Sección del documento:
──────────

La verdadera lucha es con el duende.

 

      Se saben los caminos para buscar a Dios, desde el modo bárbaro del eremita al modo sutil del místico. Con una torre como Santa Teresa, o con tres caminos como San Juan de la Cruz. Y aunque tengamos que clamar con voz de Isaías: "Verdaderamente tú eres Dios escondido", al fin y al cabo Dios manda al que lo busca sus primeras espinas de fuego.

 

      Para buscar al duende no hay mapa ni ejercicio. Solo se sabe que quema la sangre como un tópico de vidrios, que agota, que rechaza toda la dulce geometría aprendida, que rompe los estilos, que hace que Goya, maestro en los grises, en los platas y en los rosas de la mejor pintura inglesa, pinte con las rodillas y los puños con horribles negros de betún; o que desnude a Mosén Cinto Verdaguer con el frío de los Pirineos, o lleve a Jorge Manrique a esperar a la muerte en el páramo de Ocaña, o viste con un traje verde de saltimbanqui el cuerpo delicado de Rimbaud, o pone ojos de pez muerto al conde Lautreamont en la madrugada del boulevard.

 

      Los grandes artistas del sur de España, gitanos o flamencos, ya canten, ya bailen, ya toquen, saben que no es posible ninguna emoción sin la llegada del duende. Ellos engañan a la gente y pueden dar sensación de duende sin haberlo, como os engañan todos los días autores o pintores o modistas literarios sin duende; pero basta fijarse un poco, y no dejarse llevar por la indiferencia, para descubrir la trampa y hacerle huir con su burdo artificio.

 

      Una vez, la "cantaora" andaluza Pastora Pavón, La Niña de los Peines, sombrío genio hispánico, equivalente en capacidad de fantasía a Goya o a Rafael el Gallo, cantaba en una tabernilla de Cádiz. Jugaba con su voz de sombra, con su voz de estaño fundido, con su voz cubierta de musgo, y se la enredaba en la cabellera o la mojaba en manzanilla o la perdía por unos jarales oscuros y lejanísimos. Pero nada; era inútil. Los oyentes permanecían callados.

 

      Allí estaba Ignacio Espeleta, hermoso como una tortuga romana, a quien preguntaron una vez: "¿Cómo no trabajas?"; y él, con una sonrisa digna de Argantonio, respondió: "¿Cómo voy a trabajar, si soy de Cádiz?" Allí estaba Eloísa, la caliente aristócrata, ramera de Sevilla, descendiente directa de Soledad Vargas, que en el treinta no se quiso casar con un Rothschild porque no la igualaba en sangre. Allí estaban los Floridas, que la gente cree carniceros, pero que en realidad son sacerdotes milenarios que siguen sacrificando toros a Gerión, y en un ángulo, el imponente ganadero don Pablo Murube, con aire de máscara cretense. Pastora Pavón terminó de cantar en medio del silencio. Solo, y con sarcasmo, un hombre pequeñito, de esos hombrines bailarines que salen, de pronto, de las botellas de aguardiente, dijo con voz muy baja: "¡Viva París!", como diciendo. "Aquí no nos importan las facultades, ni la técnica, ni la maestría. Nos importa otra cosa."

──────────

Información proporcionada:
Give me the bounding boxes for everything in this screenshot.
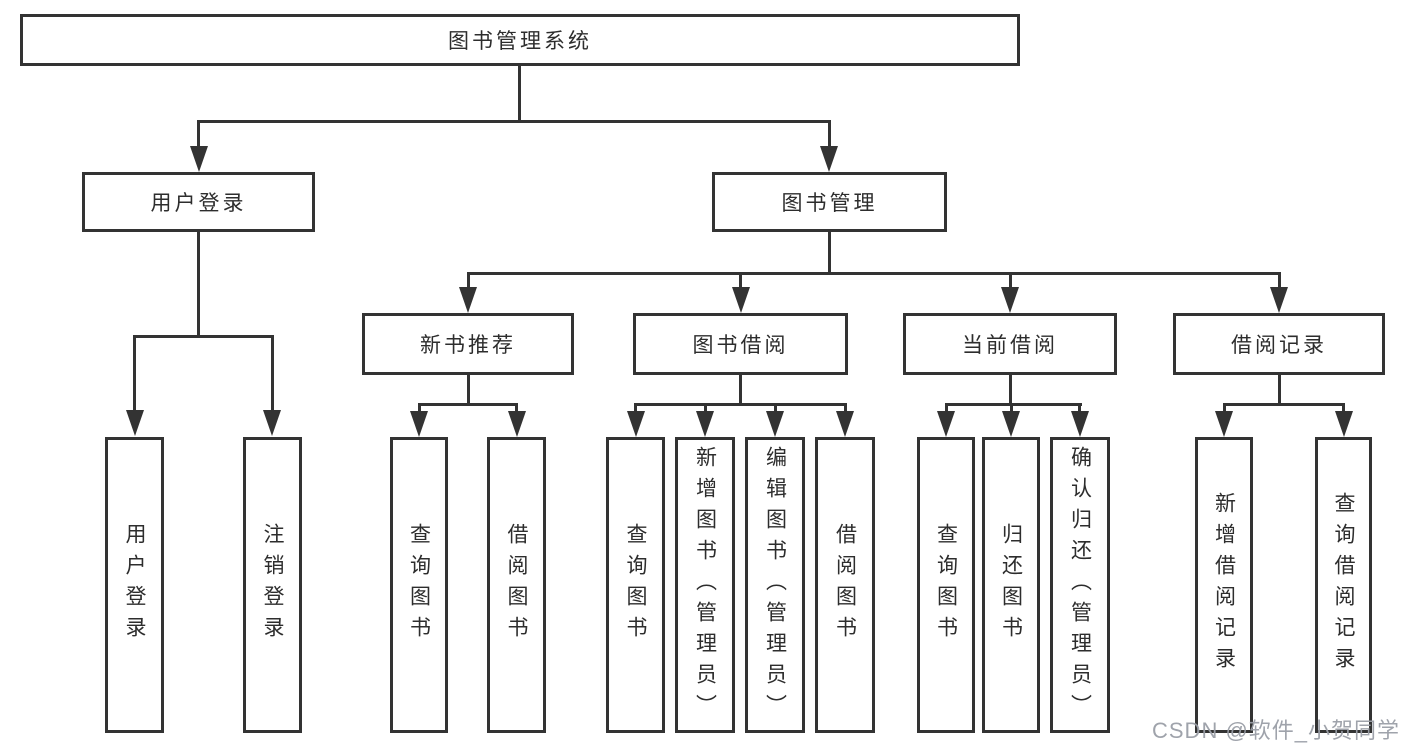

──────────

Consigna A:
Según el texto sobre el duende, ¿dónde cantaba Pastora Pavón aquella vez?
Consigna B:
Prosigue el texto sobre el duende a partir de su última oración.

Respuesta final A:
En una tabernilla de Cádiz.

Respuesta final B:
 

      Entonces La Nina de los Peines se levantó como una loca, tronchada igual que una llorona medieval, y se bebió de un trago un gran vaso de cazalla como fuego, y se sentó a cantar sin voz, sin aliento, sin matices, con la garganta abrasada, pero... con duende. Había logrado matar todo el andamiaje de la canción para dejar paso a un duende furioso y abrasador, amigo de vientos cargados de arena, que hacía que los oyentes se rasgaran los trajes casi con el mismo ritmo con que se los rompen los negros antillanos del rito, apelotonados ante la imagen de Santa Bárbara.

 

      La Niña de los Peines tuvo que desgarrar su voz porque sabía que la estaba oyendo gente exquisita que no pedía formas, sino tuétano de formas, música pura con el cuerpo sucinto para poder mantenerse en el aire. Se tuvo que empobrecer de facultades y de seguridades; es decir, tuvo que alejar a su musa y quedarse desamparada, que su duende viniera y se dignara luchar a brazo partido. ¡Y cómo cantó! Su voz ya no jugaba, su voz era un chorro de sangre digna por su dolor y su sinceridad, y se abría como una mano de diez dedos por los pies clavados, pero llenos de borrasca, de un Cristo de Juan de Juni.

 

      La llegada del duende presupone siempre un cambio radical en todas las formas sobre planos viejos, da sensaciones de frescura totalmente inéditas, con una calidad de rosa recién creada, de milagro, que llega a producir un entusiasmo casi religioso.

 

      En toda la música árabe, danza, canción o elegía, la llegada del duende es saludada con enérgicos "¡Alá, Alá!", "¡Dios, Dios!", tan cerca del "¡Olé!" de los toros, que quién sabe si será lo mismo; y en todos los cantos del sur de España la aparición del duende es seguida por sinceros gritos de ¡Viva Dios!", profundo, humano, tierno grito de una comunicación con Dios por medio de los cinco sentidos, gracias al duende que agita la voz y el cuerpo de la bailarina, evasión real y poética de este mundo, tan pura como la conseguida por el rarísimo poeta del XVII Pedro Soto de Rojas a través de siete jardines o la de Juan Calímaco por una temblorosa escala de llanto.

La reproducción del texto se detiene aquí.